- EXERCISE:
Count the lines containing "Conversion" in the entries underneath, and state that count without anything else.

Data tied to figure images
=====

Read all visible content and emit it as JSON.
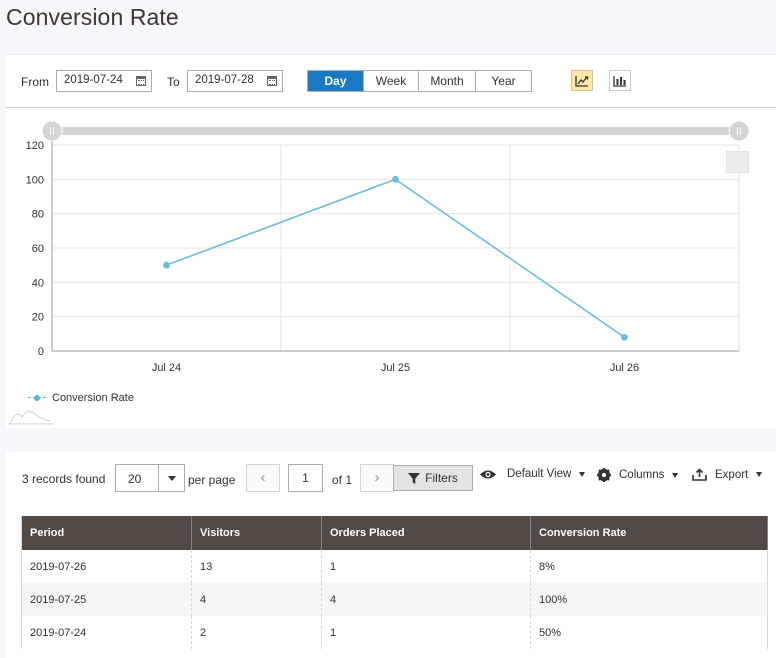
{
  "page": {
    "title": "Conversion Rate"
  },
  "filters": {
    "from_label": "From",
    "from_value": "2019-07-24",
    "to_label": "To",
    "to_value": "2019-07-28"
  },
  "period_tabs": [
    {
      "label": "Day",
      "active": true
    },
    {
      "label": "Week",
      "active": false
    },
    {
      "label": "Month",
      "active": false
    },
    {
      "label": "Year",
      "active": false
    }
  ],
  "view_toggles": [
    {
      "icon": "line-chart-icon",
      "active": true
    },
    {
      "icon": "bar-chart-icon",
      "active": false
    }
  ],
  "chart_data": {
    "type": "line",
    "categories": [
      "Jul 24",
      "Jul 25",
      "Jul 26"
    ],
    "series": [
      {
        "name": "Conversion Rate",
        "values": [
          50,
          100,
          8
        ],
        "color": "#6cbcd9"
      }
    ],
    "ylim": [
      0,
      120
    ],
    "yticks": [
      0,
      20,
      40,
      60,
      80,
      100,
      120
    ],
    "grid": true,
    "legend": "bottom-left"
  },
  "grid": {
    "records_found": "3 records found",
    "per_page_value": "20",
    "per_page_label": "per page",
    "prev_label": "‹",
    "next_label": "›",
    "page_current": "1",
    "page_of": "of 1",
    "filters_label": "Filters",
    "default_view_label": "Default View",
    "columns_label": "Columns",
    "export_label": "Export",
    "headers": [
      "Period",
      "Visitors",
      "Orders Placed",
      "Conversion Rate"
    ],
    "rows": [
      [
        "2019-07-26",
        "13",
        "1",
        "8%"
      ],
      [
        "2019-07-25",
        "4",
        "4",
        "100%"
      ],
      [
        "2019-07-24",
        "2",
        "1",
        "50%"
      ]
    ]
  }
}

=====

- ANSWER TO THIS TASK:
3